[start DATA SHOWN]
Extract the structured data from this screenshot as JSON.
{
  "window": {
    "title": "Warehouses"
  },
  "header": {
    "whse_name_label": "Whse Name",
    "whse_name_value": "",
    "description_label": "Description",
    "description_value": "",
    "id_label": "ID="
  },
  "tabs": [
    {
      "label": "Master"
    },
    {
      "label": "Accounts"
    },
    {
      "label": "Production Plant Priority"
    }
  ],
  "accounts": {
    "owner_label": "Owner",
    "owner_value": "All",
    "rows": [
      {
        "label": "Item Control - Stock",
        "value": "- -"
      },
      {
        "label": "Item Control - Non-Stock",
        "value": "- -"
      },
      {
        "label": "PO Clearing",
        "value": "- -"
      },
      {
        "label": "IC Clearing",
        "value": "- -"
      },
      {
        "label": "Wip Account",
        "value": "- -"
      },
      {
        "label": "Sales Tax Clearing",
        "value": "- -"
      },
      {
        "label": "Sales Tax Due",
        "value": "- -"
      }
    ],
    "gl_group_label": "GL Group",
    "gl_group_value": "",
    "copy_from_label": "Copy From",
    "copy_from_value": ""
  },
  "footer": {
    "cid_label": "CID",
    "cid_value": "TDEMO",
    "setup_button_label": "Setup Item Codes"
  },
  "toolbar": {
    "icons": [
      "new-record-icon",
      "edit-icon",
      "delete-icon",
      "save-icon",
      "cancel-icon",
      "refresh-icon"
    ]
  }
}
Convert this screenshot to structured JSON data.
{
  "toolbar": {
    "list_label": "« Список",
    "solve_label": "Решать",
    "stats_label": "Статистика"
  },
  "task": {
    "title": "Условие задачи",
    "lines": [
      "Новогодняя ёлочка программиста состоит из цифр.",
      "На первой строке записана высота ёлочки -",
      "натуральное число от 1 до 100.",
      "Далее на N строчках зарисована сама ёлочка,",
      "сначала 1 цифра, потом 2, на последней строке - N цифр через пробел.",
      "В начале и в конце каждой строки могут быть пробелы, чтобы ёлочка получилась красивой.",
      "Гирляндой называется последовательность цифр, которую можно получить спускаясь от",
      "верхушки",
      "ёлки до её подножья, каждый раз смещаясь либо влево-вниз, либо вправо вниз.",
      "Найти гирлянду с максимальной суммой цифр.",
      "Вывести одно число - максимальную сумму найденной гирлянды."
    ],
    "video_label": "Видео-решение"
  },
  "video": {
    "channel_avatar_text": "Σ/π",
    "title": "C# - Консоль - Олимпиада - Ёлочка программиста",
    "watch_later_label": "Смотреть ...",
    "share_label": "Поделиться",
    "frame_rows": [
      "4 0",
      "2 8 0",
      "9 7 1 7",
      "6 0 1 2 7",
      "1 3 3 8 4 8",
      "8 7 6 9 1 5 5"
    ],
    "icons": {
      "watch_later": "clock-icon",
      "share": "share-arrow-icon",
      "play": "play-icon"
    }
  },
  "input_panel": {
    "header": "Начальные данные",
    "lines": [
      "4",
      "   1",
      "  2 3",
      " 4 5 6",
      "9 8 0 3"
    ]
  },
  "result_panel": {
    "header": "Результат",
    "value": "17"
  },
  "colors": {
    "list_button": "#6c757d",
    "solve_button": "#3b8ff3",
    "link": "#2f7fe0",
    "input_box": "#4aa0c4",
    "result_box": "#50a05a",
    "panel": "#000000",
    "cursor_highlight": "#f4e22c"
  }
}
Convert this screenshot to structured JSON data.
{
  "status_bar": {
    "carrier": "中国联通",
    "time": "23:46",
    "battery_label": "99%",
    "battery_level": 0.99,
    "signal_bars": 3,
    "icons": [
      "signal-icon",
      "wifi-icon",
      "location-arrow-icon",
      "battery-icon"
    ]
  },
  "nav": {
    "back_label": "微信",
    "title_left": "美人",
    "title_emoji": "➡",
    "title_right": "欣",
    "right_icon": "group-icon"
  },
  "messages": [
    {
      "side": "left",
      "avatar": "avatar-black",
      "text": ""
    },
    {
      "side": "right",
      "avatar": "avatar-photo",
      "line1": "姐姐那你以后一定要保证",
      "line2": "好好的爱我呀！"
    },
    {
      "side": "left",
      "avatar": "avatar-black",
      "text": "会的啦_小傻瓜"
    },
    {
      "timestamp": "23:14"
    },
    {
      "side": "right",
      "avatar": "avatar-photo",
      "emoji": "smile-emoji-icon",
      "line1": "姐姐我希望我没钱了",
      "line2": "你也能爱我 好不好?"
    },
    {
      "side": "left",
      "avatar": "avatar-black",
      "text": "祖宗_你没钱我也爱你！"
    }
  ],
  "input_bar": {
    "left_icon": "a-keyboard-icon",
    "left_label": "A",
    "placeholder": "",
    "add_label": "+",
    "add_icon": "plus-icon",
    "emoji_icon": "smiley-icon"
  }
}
[end DATA SHOWN]
Search the lines above for the string "строке" and copy each line that has it.

◆ FULL OUTPUT
      "На первой строке записана высота ёлочки -",
      "сначала 1 цифра, потом 2, на последней строке - N цифр через пробел.",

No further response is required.